"""

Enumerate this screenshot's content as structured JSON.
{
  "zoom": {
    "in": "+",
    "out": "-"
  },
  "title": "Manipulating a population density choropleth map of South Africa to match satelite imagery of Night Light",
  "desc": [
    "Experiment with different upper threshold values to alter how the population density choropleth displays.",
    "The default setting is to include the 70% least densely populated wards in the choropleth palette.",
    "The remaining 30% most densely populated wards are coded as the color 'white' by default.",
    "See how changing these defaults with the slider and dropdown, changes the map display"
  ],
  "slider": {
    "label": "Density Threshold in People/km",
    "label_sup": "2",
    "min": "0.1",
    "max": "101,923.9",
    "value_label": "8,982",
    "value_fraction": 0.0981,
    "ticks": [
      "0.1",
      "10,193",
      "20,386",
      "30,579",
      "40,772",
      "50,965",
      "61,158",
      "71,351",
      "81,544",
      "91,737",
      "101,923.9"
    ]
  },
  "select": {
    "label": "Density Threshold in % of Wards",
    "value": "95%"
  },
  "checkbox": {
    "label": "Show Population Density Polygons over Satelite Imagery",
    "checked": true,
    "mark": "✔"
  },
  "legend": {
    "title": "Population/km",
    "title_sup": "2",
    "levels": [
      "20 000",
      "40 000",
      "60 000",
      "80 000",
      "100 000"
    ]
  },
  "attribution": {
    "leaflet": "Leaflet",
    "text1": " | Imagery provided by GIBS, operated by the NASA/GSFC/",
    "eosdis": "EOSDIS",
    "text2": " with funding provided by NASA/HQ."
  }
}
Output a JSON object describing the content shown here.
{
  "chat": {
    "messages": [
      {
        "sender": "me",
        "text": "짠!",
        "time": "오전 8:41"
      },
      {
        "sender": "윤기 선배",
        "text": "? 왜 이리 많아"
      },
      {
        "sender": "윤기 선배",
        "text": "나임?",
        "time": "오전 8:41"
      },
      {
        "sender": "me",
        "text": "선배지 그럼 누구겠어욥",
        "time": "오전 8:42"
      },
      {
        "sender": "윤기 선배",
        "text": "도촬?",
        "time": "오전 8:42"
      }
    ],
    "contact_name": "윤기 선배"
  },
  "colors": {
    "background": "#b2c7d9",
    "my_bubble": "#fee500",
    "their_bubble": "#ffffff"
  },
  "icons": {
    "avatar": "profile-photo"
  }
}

"""

> **DIRECTIONS FOR THIS TASK**
Reproduce the material above without altering a single character.

> **REPLY**
Enumerate this screenshot's content as structured JSON.
{
  "zoom": {
    "in": "+",
    "out": "-"
  },
  "title": "Manipulating a population density choropleth map of South Africa to match satelite imagery of Night Light",
  "desc": [
    "Experiment with different upper threshold values to alter how the population density choropleth displays.",
    "The default setting is to include the 70% least densely populated wards in the choropleth palette.",
    "The remaining 30% most densely populated wards are coded as the color 'white' by default.",
    "See how changing these defaults with the slider and dropdown, changes the map display"
  ],
  "slider": {
    "label": "Density Threshold in People/km",
    "label_sup": "2",
    "min": "0.1",
    "max": "101,923.9",
    "value_label": "8,982",
    "value_fraction": 0.0981,
    "ticks": [
      "0.1",
      "10,193",
      "20,386",
      "30,579",
      "40,772",
      "50,965",
      "61,158",
      "71,351",
      "81,544",
      "91,737",
      "101,923.9"
    ]
  },
  "select": {
    "label": "Density Threshold in % of Wards",
    "value": "95%"
  },
  "checkbox": {
    "label": "Show Population Density Polygons over Satelite Imagery",
    "checked": true,
    "mark": "✔"
  },
  "legend": {
    "title": "Population/km",
    "title_sup": "2",
    "levels": [
      "20 000",
      "40 000",
      "60 000",
      "80 000",
      "100 000"
    ]
  },
  "attribution": {
    "leaflet": "Leaflet",
    "text1": " | Imagery provided by GIBS, operated by the NASA/GSFC/",
    "eosdis": "EOSDIS",
    "text2": " with funding provided by NASA/HQ."
  }
}
Output a JSON object describing the content shown here.
{
  "chat": {
    "messages": [
      {
        "sender": "me",
        "text": "짠!",
        "time": "오전 8:41"
      },
      {
        "sender": "윤기 선배",
        "text": "? 왜 이리 많아"
      },
      {
        "sender": "윤기 선배",
        "text": "나임?",
        "time": "오전 8:41"
      },
      {
        "sender": "me",
        "text": "선배지 그럼 누구겠어욥",
        "time": "오전 8:42"
      },
      {
        "sender": "윤기 선배",
        "text": "도촬?",
        "time": "오전 8:42"
      }
    ],
    "contact_name": "윤기 선배"
  },
  "colors": {
    "background": "#b2c7d9",
    "my_bubble": "#fee500",
    "their_bubble": "#ffffff"
  },
  "icons": {
    "avatar": "profile-photo"
  }
}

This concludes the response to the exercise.